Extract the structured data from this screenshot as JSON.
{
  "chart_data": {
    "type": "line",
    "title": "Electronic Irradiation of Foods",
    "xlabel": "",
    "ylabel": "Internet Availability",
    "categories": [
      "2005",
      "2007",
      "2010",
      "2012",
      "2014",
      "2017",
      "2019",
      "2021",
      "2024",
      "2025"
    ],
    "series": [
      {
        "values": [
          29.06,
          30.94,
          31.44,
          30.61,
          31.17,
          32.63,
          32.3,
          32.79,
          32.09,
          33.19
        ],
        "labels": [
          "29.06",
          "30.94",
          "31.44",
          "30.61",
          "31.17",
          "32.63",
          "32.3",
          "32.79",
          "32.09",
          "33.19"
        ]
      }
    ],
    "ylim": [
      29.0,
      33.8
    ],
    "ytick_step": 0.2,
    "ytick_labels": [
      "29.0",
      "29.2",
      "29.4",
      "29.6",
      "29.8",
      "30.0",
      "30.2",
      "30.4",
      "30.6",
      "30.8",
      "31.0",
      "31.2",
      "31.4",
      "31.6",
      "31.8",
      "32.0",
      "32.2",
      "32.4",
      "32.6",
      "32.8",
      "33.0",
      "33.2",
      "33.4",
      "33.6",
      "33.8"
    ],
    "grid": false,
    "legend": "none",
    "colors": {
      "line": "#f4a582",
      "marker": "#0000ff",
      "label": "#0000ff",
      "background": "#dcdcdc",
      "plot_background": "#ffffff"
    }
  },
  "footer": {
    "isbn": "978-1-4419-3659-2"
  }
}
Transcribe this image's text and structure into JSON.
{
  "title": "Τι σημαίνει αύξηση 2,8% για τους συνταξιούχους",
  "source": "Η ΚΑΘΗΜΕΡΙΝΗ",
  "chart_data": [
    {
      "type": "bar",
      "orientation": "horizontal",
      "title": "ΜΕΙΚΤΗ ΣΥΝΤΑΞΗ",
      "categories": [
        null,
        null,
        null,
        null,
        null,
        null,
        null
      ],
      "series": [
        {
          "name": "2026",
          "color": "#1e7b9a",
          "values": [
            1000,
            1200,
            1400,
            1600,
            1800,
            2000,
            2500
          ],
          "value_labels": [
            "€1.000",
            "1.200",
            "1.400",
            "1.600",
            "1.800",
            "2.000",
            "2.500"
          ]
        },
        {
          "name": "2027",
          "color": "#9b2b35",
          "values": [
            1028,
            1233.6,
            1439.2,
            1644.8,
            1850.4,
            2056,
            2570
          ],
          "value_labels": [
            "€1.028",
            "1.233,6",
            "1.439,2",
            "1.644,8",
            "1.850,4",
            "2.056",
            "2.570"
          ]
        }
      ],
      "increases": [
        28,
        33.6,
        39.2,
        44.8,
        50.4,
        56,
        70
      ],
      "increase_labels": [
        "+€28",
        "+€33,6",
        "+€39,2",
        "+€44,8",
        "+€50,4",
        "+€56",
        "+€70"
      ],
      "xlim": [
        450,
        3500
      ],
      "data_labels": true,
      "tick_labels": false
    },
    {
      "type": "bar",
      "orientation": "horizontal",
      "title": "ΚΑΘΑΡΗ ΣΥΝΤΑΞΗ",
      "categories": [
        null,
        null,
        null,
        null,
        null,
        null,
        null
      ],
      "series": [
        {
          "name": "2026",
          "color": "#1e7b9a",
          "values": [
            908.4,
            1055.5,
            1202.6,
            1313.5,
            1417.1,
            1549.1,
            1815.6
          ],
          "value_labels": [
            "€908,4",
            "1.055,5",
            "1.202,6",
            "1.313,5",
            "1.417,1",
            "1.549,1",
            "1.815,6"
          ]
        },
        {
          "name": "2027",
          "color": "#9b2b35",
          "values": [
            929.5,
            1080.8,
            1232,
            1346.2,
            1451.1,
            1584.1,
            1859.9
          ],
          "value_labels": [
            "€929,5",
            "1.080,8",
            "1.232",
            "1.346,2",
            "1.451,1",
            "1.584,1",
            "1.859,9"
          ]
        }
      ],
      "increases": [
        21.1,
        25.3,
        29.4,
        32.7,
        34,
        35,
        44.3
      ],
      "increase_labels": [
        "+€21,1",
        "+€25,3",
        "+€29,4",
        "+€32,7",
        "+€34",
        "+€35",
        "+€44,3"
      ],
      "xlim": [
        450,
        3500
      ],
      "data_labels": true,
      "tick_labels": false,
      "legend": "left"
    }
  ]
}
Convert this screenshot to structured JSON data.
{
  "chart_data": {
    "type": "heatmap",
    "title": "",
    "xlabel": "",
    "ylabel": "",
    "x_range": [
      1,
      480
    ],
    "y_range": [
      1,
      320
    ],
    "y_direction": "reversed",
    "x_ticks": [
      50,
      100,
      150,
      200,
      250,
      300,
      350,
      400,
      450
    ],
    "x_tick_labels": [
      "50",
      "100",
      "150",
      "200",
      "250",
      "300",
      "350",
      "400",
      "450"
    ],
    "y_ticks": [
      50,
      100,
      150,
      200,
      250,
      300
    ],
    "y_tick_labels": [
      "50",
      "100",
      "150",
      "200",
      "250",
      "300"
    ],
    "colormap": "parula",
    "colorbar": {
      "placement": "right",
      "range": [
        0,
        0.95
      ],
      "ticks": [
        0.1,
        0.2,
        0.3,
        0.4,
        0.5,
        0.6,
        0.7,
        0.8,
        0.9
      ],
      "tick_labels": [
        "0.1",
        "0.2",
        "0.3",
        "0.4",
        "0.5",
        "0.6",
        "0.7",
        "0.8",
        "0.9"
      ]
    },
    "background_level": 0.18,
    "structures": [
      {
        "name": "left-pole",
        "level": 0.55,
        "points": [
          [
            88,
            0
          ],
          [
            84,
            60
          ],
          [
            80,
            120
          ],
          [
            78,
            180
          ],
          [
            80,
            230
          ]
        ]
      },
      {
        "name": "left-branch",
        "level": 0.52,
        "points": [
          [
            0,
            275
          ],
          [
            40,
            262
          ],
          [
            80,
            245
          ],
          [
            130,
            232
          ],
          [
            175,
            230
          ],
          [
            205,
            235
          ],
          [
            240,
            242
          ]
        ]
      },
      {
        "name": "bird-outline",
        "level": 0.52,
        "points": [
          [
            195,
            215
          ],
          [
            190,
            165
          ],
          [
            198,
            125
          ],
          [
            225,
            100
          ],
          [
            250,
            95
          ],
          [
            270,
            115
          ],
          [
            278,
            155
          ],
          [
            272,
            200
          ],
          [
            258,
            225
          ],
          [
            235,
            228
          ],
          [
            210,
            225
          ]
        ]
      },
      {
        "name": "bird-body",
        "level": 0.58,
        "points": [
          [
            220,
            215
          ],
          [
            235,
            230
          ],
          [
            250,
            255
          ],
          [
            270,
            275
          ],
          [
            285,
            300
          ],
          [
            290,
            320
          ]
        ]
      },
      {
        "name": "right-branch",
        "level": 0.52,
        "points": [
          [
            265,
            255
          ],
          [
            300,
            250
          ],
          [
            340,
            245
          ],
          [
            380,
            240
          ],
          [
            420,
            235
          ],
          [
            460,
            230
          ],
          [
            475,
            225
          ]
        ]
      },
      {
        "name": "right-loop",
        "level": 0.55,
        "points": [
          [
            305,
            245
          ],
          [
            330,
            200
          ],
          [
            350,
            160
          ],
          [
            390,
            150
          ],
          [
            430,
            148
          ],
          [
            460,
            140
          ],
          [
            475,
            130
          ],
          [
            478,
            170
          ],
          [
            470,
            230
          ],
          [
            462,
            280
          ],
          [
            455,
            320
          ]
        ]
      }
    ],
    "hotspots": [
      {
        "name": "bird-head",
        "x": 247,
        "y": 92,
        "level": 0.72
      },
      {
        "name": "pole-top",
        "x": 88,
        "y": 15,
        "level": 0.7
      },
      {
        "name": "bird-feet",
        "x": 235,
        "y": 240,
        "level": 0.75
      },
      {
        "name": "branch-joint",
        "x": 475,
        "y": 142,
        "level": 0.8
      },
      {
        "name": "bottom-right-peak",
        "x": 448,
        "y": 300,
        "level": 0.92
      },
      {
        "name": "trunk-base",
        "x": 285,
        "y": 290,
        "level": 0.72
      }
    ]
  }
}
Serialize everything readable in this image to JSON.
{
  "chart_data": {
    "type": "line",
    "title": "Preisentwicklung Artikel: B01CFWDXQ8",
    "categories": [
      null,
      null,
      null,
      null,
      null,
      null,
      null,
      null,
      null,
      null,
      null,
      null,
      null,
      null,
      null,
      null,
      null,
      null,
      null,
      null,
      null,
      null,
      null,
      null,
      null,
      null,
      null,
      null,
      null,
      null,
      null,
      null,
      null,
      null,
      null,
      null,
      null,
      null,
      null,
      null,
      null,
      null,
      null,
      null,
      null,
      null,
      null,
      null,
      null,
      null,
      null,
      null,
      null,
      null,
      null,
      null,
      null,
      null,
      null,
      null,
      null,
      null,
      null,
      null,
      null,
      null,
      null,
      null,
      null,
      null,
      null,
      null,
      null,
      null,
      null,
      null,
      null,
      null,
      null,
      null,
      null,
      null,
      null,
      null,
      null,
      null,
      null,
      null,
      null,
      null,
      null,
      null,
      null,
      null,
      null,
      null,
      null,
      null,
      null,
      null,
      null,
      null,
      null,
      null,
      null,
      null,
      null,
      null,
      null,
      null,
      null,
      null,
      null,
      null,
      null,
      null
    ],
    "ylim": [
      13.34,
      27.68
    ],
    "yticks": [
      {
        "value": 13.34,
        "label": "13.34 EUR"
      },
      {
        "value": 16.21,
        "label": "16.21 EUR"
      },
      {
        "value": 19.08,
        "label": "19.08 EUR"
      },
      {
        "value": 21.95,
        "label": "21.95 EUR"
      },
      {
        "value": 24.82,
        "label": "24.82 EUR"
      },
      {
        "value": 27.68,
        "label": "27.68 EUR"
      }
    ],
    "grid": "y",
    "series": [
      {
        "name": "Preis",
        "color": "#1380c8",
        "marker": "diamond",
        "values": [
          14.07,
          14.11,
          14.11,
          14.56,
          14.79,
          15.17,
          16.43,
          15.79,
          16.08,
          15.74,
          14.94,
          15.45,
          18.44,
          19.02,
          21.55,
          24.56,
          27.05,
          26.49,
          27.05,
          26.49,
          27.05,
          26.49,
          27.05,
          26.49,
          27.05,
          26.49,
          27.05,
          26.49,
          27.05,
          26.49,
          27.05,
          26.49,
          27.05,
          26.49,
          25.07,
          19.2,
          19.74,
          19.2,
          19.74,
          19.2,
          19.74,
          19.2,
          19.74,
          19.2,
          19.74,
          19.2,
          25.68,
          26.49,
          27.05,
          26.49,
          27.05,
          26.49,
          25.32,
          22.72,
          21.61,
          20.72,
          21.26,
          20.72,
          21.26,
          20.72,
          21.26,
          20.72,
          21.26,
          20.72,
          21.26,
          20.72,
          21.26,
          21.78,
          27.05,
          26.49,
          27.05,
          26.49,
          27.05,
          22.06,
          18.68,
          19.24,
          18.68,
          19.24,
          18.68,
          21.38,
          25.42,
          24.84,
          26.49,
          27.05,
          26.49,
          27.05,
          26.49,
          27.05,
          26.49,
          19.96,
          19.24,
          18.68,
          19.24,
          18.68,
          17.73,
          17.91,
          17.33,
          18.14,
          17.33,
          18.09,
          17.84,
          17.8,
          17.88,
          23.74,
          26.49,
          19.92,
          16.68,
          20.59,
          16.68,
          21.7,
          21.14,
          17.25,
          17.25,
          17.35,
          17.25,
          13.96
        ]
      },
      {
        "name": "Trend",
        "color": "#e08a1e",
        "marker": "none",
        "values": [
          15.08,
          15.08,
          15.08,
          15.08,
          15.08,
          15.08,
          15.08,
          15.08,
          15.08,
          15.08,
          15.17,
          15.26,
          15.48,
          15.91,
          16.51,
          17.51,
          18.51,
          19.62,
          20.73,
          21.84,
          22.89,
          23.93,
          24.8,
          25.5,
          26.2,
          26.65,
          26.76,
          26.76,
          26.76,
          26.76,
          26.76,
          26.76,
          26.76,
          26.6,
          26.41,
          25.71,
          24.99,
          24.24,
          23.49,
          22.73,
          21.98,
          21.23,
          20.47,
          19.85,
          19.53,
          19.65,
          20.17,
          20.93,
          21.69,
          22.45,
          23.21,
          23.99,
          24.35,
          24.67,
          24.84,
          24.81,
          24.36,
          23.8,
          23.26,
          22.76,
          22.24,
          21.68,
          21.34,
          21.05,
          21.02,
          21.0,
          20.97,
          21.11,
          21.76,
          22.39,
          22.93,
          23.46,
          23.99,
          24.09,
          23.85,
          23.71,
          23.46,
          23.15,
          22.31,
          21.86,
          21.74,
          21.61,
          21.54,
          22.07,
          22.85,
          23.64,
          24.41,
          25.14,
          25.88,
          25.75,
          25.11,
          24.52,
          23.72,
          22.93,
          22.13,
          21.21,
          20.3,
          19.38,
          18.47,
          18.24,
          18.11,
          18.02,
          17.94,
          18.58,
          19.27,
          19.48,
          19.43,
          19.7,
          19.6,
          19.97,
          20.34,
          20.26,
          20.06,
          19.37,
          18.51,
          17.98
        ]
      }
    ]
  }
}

________________

EXERCISE OBJECTIVE:
Pull out each line of the entries that contains "false".

COMPLETED TASK:
    "grid": false,
      "tick_labels": false
      "tick_labels": false,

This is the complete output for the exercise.